Data entries
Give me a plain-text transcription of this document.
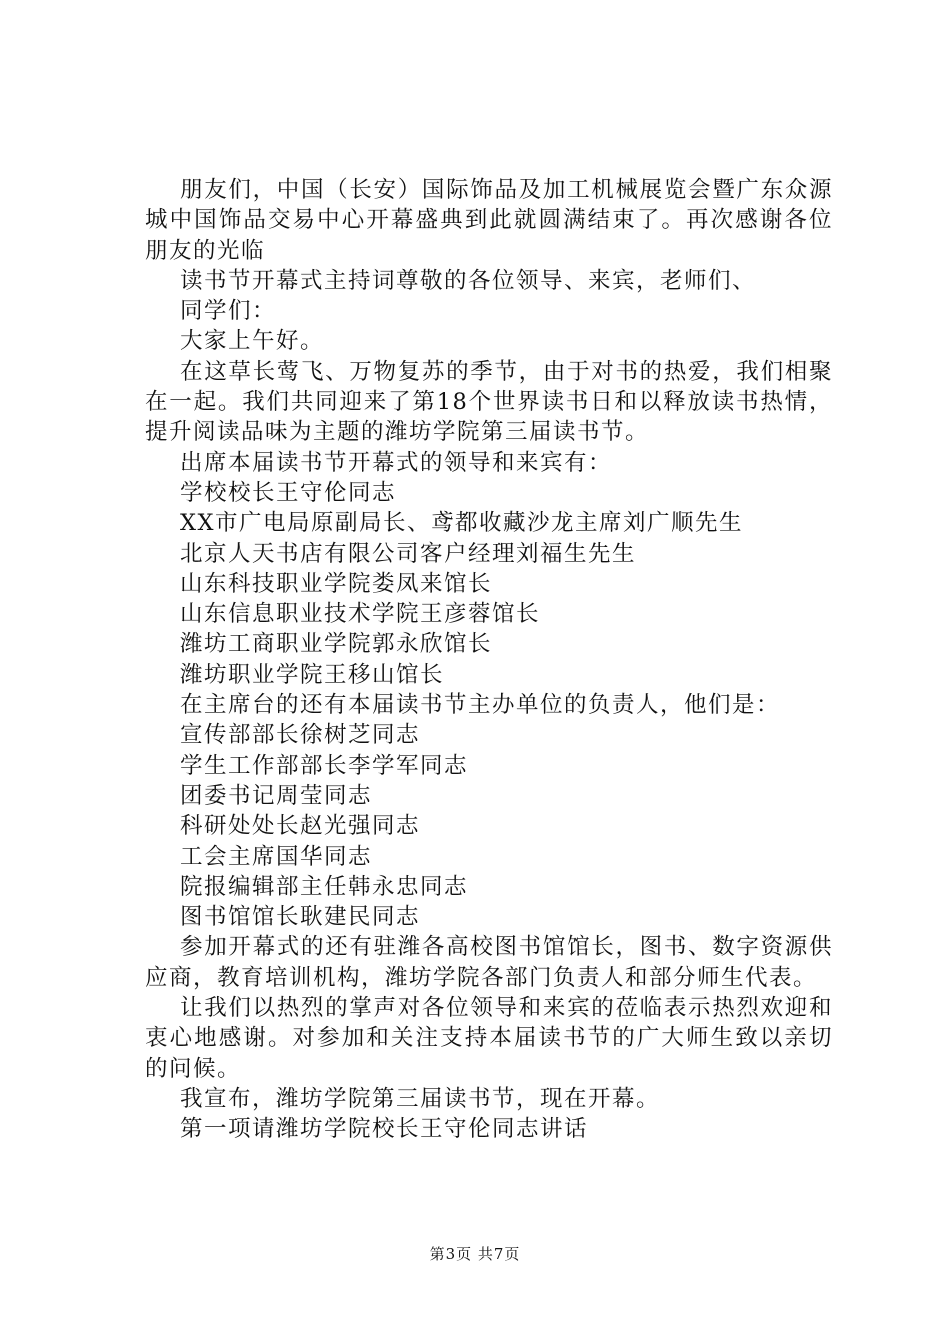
朋友们，中国（长安）国际饰品及加工机械展览会暨广东众源城中国饰品交易中心开幕盛典到此就圆满结束了。再次感谢各位朋友的光临

读书节开幕式主持词尊敬的各位领导、来宾，老师们、

同学们：

大家上午好。

在这草长莺飞、万物复苏的季节，由于对书的热爱，我们相聚在一起。我们共同迎来了第18个世界读书日和以释放读书热情，提升阅读品味为主题的潍坊学院第三届读书节。

出席本届读书节开幕式的领导和来宾有：

学校校长王守伦同志

XX市广电局原副局长、鸢都收藏沙龙主席刘广顺先生

北京人天书店有限公司客户经理刘福生先生

山东科技职业学院娄凤来馆长

山东信息职业技术学院王彦蓉馆长

潍坊工商职业学院郭永欣馆长

潍坊职业学院王移山馆长

在主席台的还有本届读书节主办单位的负责人，他们是：

宣传部部长徐树芝同志

学生工作部部长李学军同志

团委书记周莹同志

科研处处长赵光强同志

工会主席国华同志

院报编辑部主任韩永忠同志

图书馆馆长耿建民同志

参加开幕式的还有驻潍各高校图书馆馆长，图书、数字资源供应商，教育培训机构，潍坊学院各部门负责人和部分师生代表。

让我们以热烈的掌声对各位领导和来宾的莅临表示热烈欢迎和衷心地感谢。对参加和关注支持本届读书节的广大师生致以亲切的问候。

我宣布，潍坊学院第三届读书节，现在开幕。

第一项请潍坊学院校长王守伦同志讲话

第3页 共7页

■ TASK PROMPT
Print the records above exactly as they stand, but leave out the pictures.

■ WORKED SOLUTION
Give me a plain-text transcription of this document.
朋友们，中国（长安）国际饰品及加工机械展览会暨广东众源城中国饰品交易中心开幕盛典到此就圆满结束了。再次感谢各位朋友的光临

读书节开幕式主持词尊敬的各位领导、来宾，老师们、

同学们：

大家上午好。

在这草长莺飞、万物复苏的季节，由于对书的热爱，我们相聚在一起。我们共同迎来了第18个世界读书日和以释放读书热情，提升阅读品味为主题的潍坊学院第三届读书节。

出席本届读书节开幕式的领导和来宾有：

学校校长王守伦同志

XX市广电局原副局长、鸢都收藏沙龙主席刘广顺先生

北京人天书店有限公司客户经理刘福生先生

山东科技职业学院娄凤来馆长

山东信息职业技术学院王彦蓉馆长

潍坊工商职业学院郭永欣馆长

潍坊职业学院王移山馆长

在主席台的还有本届读书节主办单位的负责人，他们是：

宣传部部长徐树芝同志

学生工作部部长李学军同志

团委书记周莹同志

科研处处长赵光强同志

工会主席国华同志

院报编辑部主任韩永忠同志

图书馆馆长耿建民同志

参加开幕式的还有驻潍各高校图书馆馆长，图书、数字资源供应商，教育培训机构，潍坊学院各部门负责人和部分师生代表。

让我们以热烈的掌声对各位领导和来宾的莅临表示热烈欢迎和衷心地感谢。对参加和关注支持本届读书节的广大师生致以亲切的问候。

我宣布，潍坊学院第三届读书节，现在开幕。

第一项请潍坊学院校长王守伦同志讲话

第3页 共7页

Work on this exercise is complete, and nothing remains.